**Task brief:**
What is the number of lines in the data that hold the string "Городское"? Reply with that number only.

**The data:**
start

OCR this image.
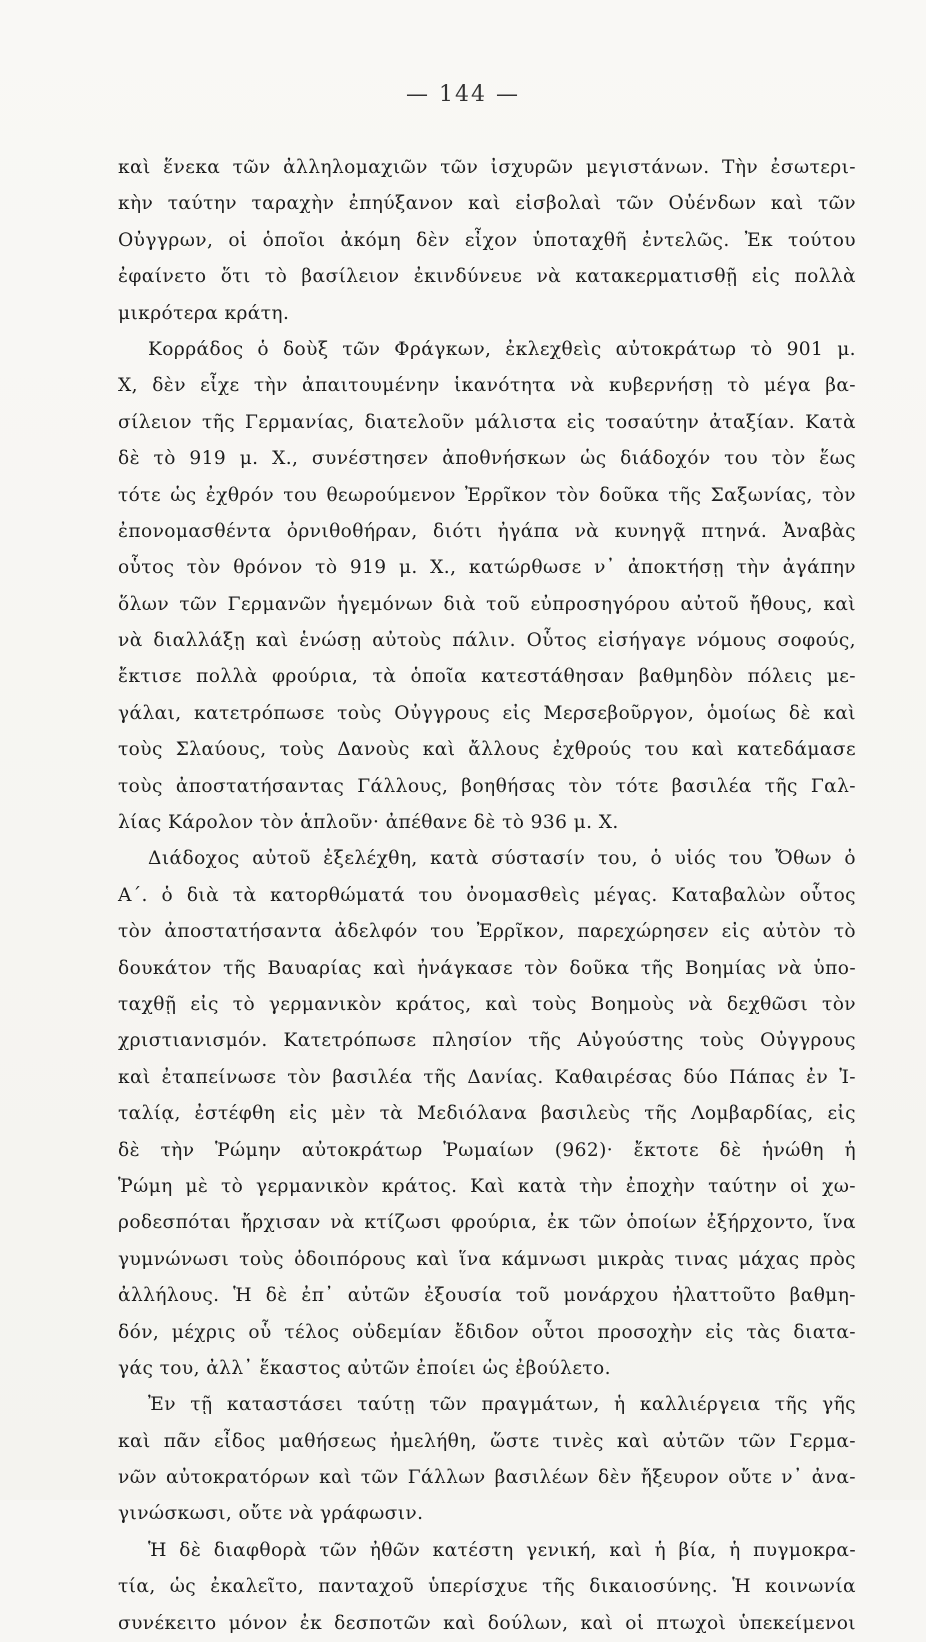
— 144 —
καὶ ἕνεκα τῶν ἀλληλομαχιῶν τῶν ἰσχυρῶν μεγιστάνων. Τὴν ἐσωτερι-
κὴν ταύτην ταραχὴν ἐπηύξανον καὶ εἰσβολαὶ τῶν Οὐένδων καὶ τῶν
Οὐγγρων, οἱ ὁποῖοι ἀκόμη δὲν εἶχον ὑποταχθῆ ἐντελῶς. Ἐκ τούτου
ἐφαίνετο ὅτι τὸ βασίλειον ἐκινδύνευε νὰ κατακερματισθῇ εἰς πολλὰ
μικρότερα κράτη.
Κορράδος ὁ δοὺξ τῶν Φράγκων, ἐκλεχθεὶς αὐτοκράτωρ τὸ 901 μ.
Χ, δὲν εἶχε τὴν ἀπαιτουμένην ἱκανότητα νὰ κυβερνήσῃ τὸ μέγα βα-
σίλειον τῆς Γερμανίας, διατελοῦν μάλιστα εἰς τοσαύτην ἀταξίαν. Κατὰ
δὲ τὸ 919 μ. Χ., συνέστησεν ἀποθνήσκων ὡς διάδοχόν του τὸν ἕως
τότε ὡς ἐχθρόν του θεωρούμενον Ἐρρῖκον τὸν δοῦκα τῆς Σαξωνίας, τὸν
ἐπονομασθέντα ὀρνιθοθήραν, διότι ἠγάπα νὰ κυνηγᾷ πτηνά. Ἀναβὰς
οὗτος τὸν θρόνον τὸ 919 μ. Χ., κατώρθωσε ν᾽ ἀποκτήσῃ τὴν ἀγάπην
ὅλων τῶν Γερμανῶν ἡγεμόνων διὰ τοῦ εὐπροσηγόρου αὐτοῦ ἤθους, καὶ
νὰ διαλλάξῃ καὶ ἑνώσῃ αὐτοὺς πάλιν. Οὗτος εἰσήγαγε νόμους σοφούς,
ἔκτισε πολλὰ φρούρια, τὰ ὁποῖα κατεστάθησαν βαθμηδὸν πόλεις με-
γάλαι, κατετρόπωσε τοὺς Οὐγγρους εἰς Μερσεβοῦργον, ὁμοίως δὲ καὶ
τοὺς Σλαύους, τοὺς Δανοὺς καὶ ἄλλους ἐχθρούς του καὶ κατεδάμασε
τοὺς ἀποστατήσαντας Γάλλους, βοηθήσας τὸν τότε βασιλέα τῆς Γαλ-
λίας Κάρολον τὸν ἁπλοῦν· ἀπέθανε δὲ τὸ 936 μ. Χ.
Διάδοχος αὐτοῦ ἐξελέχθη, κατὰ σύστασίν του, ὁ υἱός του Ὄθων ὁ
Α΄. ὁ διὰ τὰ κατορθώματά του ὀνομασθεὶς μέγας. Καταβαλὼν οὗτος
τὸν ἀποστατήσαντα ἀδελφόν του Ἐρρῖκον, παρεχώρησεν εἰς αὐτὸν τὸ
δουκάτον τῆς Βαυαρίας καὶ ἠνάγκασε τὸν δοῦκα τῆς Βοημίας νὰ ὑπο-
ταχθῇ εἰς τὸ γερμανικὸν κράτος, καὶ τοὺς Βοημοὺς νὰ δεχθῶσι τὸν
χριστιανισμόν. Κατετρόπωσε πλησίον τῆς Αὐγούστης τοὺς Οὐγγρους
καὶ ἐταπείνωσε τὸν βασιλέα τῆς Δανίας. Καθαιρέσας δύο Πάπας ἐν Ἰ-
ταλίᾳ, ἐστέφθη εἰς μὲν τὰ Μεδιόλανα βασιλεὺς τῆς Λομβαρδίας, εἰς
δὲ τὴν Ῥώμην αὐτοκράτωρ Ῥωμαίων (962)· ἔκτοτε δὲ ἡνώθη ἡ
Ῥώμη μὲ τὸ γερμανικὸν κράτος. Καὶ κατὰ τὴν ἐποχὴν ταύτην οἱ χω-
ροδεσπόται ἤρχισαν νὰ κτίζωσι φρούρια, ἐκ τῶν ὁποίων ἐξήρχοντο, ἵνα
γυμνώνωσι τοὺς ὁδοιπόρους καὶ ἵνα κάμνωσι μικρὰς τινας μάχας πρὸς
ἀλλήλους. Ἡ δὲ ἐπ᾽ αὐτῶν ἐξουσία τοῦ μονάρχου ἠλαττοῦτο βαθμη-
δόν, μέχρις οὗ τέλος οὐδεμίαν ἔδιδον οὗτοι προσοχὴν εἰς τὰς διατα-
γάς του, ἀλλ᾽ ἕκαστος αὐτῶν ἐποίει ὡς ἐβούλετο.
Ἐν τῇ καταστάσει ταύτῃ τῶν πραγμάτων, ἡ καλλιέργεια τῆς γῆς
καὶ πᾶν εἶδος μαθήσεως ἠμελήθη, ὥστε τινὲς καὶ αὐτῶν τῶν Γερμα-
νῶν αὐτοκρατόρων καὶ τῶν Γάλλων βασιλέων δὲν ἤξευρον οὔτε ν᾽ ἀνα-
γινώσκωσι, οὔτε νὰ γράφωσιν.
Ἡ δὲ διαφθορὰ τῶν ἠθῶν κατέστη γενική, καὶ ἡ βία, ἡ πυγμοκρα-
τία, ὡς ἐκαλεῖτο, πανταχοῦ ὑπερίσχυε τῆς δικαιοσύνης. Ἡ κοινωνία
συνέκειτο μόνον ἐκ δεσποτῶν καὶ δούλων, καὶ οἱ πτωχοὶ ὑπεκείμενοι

end
start

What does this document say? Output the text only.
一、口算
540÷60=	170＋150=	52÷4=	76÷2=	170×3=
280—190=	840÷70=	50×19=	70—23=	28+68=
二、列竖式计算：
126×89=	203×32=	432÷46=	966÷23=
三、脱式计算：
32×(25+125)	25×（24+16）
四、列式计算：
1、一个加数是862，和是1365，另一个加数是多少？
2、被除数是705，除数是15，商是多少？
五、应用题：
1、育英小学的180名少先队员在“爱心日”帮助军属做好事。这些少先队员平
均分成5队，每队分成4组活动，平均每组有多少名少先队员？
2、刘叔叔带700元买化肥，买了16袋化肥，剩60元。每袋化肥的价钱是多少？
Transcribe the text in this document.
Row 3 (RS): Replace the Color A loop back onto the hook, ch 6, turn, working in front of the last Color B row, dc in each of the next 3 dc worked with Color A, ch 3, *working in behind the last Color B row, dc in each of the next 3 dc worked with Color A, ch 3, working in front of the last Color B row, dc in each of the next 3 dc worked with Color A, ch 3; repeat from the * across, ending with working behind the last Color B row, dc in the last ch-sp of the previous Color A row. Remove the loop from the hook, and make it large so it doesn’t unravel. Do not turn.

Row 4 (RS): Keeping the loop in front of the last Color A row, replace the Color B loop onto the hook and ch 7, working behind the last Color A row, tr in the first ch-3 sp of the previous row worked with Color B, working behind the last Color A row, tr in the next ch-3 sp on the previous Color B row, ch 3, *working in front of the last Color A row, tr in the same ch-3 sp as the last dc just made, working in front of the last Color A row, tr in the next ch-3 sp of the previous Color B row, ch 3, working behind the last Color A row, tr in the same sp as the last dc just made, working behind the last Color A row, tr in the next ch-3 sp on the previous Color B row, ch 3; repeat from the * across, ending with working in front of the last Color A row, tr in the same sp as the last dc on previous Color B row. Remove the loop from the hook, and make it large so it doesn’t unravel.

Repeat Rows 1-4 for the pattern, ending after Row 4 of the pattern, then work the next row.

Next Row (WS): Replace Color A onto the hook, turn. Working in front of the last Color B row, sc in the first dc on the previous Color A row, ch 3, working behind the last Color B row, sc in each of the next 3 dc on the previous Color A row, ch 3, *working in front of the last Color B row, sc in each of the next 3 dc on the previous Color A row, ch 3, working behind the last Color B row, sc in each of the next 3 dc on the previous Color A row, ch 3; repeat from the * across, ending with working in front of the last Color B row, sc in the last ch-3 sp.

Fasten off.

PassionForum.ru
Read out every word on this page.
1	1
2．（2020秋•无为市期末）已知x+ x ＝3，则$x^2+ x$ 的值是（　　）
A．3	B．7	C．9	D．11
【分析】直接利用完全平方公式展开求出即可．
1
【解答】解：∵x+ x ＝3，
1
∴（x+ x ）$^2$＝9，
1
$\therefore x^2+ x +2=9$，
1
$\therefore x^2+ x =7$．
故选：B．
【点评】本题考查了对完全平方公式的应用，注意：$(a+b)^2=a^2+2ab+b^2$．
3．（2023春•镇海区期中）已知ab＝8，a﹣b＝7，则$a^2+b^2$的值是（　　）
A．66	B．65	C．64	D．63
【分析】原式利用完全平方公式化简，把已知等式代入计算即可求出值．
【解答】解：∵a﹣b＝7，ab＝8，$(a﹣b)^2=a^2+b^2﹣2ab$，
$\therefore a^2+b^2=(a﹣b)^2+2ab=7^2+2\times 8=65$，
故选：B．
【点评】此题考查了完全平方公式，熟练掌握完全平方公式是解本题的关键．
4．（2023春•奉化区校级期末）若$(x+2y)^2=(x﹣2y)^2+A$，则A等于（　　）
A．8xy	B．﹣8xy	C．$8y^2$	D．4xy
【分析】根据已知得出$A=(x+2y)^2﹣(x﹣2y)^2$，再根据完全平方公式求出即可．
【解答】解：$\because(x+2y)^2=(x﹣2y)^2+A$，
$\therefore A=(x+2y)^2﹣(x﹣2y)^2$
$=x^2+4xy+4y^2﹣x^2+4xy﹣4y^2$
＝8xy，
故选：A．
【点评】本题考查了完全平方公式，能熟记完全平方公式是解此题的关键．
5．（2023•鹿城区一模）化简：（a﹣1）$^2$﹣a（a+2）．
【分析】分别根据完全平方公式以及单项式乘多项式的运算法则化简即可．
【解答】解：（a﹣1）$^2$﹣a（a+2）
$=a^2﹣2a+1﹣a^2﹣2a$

end
start

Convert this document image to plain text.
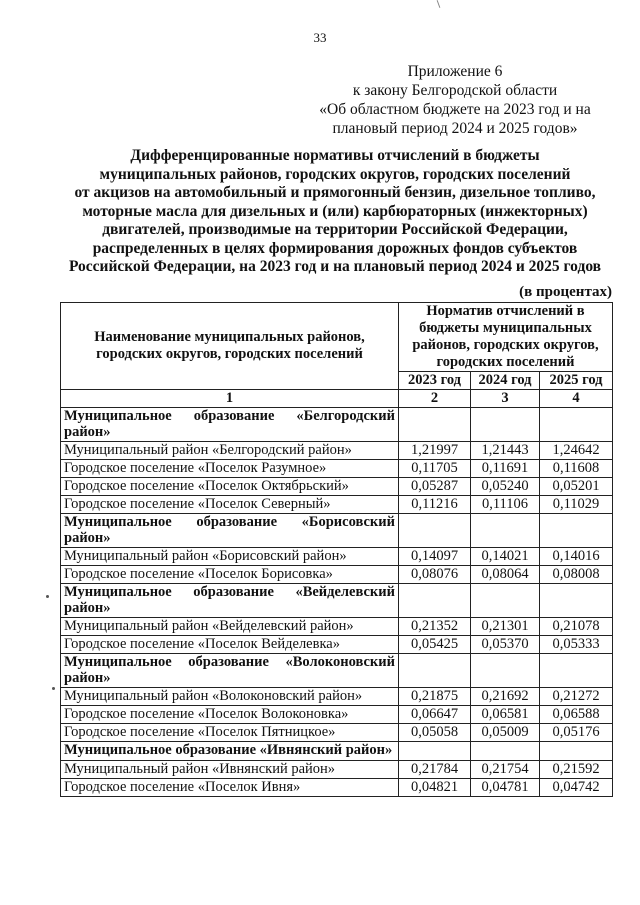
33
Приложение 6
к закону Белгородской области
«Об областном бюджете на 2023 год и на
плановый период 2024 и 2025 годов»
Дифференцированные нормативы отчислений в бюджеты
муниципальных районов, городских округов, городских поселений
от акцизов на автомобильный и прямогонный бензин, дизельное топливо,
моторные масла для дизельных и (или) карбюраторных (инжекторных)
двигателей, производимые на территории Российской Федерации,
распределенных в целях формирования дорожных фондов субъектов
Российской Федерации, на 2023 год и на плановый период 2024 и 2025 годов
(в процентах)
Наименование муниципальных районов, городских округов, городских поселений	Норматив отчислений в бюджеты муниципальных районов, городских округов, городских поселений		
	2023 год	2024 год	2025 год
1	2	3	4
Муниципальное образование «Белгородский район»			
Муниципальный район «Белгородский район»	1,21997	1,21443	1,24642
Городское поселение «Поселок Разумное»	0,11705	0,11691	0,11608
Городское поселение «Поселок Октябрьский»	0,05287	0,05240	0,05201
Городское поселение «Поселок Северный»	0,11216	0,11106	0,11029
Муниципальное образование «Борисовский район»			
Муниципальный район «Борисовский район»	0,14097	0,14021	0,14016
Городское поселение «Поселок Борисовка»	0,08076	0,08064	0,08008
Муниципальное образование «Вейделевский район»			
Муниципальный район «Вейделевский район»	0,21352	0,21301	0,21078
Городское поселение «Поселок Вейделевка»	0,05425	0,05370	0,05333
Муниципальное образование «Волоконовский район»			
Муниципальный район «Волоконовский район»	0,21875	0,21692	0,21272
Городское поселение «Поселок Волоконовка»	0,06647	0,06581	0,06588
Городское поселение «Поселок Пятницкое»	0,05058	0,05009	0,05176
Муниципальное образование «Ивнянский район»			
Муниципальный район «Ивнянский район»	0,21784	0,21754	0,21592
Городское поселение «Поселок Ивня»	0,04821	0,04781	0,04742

end

**Completed task:**
8